=== WHAT THE EXERCISE ASKS ===
Check every line below for the word "campo" and copy the ones that have it.

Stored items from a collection
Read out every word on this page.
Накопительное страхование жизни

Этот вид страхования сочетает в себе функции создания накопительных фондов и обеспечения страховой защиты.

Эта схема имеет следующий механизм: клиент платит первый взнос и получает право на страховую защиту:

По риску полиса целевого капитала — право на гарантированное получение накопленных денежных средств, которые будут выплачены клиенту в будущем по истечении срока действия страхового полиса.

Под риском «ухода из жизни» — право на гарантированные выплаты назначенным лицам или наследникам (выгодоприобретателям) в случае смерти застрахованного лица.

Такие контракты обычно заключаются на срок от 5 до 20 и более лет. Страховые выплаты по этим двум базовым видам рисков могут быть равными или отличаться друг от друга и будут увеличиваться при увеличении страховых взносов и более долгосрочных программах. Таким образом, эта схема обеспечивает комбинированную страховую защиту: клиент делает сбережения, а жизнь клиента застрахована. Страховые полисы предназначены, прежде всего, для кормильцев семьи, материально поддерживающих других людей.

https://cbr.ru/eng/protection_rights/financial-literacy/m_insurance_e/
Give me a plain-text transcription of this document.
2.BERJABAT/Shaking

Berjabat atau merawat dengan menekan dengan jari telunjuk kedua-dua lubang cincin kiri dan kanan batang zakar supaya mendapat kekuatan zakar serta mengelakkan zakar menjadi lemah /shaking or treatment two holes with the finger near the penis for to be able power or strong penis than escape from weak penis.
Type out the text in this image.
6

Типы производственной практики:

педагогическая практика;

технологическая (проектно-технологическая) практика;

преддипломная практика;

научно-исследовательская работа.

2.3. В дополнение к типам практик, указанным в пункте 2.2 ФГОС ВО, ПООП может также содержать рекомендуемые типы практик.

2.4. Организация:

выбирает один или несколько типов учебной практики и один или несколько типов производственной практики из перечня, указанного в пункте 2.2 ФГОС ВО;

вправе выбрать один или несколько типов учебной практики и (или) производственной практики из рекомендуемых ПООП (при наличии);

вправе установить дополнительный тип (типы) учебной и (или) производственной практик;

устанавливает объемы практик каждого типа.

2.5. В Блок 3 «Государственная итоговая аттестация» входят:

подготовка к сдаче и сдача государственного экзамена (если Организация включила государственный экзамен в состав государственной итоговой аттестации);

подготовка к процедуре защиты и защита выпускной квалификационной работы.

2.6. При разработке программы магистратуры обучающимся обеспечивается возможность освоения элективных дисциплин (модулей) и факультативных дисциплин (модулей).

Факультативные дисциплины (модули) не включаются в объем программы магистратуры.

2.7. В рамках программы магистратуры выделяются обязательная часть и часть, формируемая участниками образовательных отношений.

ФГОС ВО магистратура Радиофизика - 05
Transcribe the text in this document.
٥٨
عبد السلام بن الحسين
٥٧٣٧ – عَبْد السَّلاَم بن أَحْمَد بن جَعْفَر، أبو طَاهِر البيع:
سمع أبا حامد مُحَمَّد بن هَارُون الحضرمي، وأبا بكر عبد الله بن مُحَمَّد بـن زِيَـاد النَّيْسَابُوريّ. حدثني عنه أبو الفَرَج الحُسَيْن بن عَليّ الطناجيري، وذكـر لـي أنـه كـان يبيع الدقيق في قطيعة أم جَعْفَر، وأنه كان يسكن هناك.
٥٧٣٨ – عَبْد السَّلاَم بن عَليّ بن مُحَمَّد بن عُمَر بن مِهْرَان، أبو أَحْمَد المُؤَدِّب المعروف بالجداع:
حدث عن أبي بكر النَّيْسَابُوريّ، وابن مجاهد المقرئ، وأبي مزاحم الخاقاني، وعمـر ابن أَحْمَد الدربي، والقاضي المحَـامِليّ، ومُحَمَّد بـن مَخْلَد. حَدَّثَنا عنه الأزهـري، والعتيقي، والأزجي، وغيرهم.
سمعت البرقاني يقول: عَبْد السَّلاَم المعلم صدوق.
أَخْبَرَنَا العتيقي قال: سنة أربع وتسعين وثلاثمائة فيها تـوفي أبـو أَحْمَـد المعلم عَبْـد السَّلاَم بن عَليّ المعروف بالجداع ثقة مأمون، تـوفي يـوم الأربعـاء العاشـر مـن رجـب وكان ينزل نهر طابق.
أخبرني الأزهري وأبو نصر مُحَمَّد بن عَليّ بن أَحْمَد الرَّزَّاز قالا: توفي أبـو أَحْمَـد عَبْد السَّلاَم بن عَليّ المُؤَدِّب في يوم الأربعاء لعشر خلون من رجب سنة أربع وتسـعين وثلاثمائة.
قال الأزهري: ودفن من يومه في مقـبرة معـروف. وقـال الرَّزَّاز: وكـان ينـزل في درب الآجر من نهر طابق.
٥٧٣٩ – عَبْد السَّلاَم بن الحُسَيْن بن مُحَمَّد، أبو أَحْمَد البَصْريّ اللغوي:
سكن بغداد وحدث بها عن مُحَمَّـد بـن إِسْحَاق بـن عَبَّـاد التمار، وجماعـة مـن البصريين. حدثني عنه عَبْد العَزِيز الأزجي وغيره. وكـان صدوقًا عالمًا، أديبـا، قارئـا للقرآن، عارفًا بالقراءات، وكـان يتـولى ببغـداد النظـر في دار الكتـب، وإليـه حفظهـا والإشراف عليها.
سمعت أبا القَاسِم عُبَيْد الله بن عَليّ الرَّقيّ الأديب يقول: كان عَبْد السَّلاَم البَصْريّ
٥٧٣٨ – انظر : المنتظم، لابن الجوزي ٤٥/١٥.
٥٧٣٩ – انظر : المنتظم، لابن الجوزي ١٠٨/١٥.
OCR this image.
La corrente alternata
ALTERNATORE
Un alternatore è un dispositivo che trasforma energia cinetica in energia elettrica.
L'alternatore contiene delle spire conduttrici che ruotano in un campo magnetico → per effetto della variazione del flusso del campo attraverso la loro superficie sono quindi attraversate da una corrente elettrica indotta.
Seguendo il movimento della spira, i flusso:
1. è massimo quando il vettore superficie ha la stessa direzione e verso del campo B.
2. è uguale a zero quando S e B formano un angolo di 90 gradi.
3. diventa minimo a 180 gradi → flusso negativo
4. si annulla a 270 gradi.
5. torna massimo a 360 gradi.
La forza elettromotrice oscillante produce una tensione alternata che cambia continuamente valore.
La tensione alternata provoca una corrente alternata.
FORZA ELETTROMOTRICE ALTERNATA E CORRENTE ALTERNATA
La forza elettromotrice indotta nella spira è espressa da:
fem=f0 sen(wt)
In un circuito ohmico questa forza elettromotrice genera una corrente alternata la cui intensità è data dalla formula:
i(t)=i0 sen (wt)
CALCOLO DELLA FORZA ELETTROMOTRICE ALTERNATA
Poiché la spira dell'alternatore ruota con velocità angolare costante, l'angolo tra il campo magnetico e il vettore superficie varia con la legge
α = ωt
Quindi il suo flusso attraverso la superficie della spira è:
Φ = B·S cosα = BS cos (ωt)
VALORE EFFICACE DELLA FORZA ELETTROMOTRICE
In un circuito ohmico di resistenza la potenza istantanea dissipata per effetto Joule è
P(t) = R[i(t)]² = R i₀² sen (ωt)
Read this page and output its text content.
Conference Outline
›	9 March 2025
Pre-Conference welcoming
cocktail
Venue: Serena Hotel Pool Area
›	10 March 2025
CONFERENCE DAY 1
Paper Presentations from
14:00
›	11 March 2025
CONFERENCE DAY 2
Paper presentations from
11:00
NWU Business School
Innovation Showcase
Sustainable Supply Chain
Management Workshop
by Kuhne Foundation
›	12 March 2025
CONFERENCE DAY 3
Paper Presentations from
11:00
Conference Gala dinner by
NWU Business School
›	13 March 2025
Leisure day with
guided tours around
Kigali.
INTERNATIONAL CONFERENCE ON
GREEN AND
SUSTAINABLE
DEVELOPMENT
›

=== RESULT ===
L'alternatore contiene delle spire conduttrici che ruotano in un campo magnetico → per effetto della variazione del flusso del campo attraverso la loro superficie sono quindi attraversate da una corrente elettrica indotta.
1. è massimo quando il vettore superficie ha la stessa direzione e verso del campo B.
Poiché la spira dell'alternatore ruota con velocità angolare costante, l'angolo tra il campo magnetico e il vettore superficie varia con la legge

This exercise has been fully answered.